What is being asked. Pick out all lines of the entries that include the word "Hanging" and copy them.
--- Start Provided data ---
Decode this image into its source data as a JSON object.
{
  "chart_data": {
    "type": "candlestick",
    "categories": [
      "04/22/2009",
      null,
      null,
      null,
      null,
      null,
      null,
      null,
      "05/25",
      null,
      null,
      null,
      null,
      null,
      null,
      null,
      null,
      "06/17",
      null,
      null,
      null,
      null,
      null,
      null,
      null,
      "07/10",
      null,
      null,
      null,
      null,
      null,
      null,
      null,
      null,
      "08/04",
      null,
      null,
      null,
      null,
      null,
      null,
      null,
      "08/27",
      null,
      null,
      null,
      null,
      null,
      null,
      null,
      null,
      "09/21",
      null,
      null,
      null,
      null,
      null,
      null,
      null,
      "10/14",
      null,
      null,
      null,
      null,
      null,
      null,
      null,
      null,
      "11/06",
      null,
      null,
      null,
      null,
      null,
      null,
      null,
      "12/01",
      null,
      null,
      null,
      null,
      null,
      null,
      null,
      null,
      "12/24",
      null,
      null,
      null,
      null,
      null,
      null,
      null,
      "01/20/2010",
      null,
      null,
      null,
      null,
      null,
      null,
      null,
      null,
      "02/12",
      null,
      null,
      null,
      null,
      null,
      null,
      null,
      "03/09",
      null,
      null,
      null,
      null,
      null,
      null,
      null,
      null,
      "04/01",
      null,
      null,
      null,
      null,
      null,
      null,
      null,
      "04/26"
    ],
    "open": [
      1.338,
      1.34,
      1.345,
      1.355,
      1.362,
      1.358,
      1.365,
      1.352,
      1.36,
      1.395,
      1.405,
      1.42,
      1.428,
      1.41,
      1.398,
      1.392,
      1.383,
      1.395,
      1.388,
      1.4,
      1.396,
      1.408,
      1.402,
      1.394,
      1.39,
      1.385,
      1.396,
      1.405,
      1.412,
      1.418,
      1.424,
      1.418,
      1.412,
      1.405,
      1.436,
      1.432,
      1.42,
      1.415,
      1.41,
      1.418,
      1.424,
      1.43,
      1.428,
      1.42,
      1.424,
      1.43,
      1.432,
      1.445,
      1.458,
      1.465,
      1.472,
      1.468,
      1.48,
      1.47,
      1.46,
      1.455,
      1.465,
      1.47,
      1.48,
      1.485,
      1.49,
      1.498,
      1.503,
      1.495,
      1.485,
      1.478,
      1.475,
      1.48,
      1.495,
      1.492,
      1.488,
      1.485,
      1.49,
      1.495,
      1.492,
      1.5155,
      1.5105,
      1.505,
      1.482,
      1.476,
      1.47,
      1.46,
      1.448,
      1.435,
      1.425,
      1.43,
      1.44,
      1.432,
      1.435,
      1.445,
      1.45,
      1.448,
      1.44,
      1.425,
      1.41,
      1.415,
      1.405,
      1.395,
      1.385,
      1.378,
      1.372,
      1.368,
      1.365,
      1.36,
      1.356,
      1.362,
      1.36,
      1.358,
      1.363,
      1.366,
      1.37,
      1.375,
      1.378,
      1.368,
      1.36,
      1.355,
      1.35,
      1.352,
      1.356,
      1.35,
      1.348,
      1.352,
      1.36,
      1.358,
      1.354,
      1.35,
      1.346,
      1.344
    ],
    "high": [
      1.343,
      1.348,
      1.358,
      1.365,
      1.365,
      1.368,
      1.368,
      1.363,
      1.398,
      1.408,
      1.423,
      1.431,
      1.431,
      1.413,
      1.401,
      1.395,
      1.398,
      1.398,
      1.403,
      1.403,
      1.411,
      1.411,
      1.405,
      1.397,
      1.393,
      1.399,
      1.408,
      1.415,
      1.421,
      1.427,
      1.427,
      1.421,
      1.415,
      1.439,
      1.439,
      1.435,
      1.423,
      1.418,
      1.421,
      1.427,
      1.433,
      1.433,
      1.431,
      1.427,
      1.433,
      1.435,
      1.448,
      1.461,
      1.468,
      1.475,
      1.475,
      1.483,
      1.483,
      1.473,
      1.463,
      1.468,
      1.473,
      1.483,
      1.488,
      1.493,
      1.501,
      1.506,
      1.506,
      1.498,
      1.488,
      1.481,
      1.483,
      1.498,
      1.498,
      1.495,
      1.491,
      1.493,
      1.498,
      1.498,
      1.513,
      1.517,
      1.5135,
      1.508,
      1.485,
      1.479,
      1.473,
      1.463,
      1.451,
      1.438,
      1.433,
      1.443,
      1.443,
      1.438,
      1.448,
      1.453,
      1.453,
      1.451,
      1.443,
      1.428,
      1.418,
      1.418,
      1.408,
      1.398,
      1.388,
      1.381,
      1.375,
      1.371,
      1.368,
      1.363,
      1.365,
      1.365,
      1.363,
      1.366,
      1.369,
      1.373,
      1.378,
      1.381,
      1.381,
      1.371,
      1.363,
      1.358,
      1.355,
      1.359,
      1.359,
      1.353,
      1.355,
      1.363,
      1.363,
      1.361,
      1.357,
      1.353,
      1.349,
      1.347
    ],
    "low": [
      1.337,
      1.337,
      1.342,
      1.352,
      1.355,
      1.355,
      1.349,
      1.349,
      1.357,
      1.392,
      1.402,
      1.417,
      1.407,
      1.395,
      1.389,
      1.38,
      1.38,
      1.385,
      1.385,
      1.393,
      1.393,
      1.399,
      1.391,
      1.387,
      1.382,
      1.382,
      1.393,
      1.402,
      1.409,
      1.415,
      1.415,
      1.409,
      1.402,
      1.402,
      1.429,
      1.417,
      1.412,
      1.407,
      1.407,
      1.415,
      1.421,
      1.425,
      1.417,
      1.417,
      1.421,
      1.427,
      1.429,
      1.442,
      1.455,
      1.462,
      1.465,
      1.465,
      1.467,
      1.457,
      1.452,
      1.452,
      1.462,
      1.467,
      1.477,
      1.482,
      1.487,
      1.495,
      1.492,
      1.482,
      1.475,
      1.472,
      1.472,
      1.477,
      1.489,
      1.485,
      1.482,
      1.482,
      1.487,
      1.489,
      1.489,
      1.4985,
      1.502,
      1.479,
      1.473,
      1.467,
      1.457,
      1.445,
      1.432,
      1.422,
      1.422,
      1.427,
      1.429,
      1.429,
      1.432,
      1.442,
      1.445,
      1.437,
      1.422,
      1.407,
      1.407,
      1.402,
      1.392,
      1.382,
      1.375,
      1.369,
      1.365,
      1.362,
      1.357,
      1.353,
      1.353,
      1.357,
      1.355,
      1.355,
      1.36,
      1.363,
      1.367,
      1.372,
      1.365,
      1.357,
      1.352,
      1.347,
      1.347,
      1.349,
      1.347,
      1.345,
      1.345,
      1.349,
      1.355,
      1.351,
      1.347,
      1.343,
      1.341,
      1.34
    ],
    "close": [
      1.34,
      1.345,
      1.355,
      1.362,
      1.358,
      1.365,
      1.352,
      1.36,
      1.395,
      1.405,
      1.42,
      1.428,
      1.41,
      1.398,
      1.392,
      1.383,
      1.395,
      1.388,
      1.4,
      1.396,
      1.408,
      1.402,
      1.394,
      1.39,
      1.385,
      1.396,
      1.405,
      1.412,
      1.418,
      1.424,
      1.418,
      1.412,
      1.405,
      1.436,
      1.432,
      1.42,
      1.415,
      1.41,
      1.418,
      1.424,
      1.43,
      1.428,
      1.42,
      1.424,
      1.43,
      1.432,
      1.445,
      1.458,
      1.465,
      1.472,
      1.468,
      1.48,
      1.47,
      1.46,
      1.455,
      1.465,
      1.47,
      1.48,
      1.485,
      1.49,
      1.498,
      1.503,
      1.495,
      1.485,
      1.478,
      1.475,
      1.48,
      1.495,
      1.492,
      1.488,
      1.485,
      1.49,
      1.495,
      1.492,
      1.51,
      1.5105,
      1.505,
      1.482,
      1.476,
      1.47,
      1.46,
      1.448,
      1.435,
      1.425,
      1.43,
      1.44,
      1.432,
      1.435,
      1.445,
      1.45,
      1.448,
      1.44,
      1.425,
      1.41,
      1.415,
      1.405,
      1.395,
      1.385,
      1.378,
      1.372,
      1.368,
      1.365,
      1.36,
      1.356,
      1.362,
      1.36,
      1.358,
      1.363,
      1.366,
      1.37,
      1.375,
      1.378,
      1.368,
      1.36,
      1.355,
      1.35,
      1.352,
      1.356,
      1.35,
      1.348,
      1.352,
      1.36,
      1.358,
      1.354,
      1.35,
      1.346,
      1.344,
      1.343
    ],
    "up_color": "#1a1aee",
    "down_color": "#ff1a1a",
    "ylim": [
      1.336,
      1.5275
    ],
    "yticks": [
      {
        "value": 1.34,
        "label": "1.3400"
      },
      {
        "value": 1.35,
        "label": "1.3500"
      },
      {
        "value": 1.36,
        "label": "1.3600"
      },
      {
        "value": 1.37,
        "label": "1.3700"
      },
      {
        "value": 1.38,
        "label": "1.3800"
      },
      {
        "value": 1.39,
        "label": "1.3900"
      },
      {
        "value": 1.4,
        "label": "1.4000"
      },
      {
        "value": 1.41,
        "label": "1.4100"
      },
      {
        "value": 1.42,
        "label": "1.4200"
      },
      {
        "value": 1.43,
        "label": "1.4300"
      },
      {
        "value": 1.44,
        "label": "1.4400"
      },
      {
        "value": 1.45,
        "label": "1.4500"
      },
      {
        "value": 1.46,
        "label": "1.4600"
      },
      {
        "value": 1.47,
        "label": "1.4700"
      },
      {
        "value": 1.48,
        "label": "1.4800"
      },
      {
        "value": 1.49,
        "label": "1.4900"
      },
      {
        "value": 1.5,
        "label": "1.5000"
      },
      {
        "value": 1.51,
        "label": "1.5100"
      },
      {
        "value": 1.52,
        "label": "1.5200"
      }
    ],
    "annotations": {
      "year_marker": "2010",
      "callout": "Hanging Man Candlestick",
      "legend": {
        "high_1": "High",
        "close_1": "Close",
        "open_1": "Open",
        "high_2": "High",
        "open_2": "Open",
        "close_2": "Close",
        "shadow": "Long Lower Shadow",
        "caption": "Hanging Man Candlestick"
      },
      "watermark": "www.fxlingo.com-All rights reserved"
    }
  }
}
--- End Provided data ---
Output below.
      "callout": "Hanging Man Candlestick",
        "caption": "Hanging Man Candlestick"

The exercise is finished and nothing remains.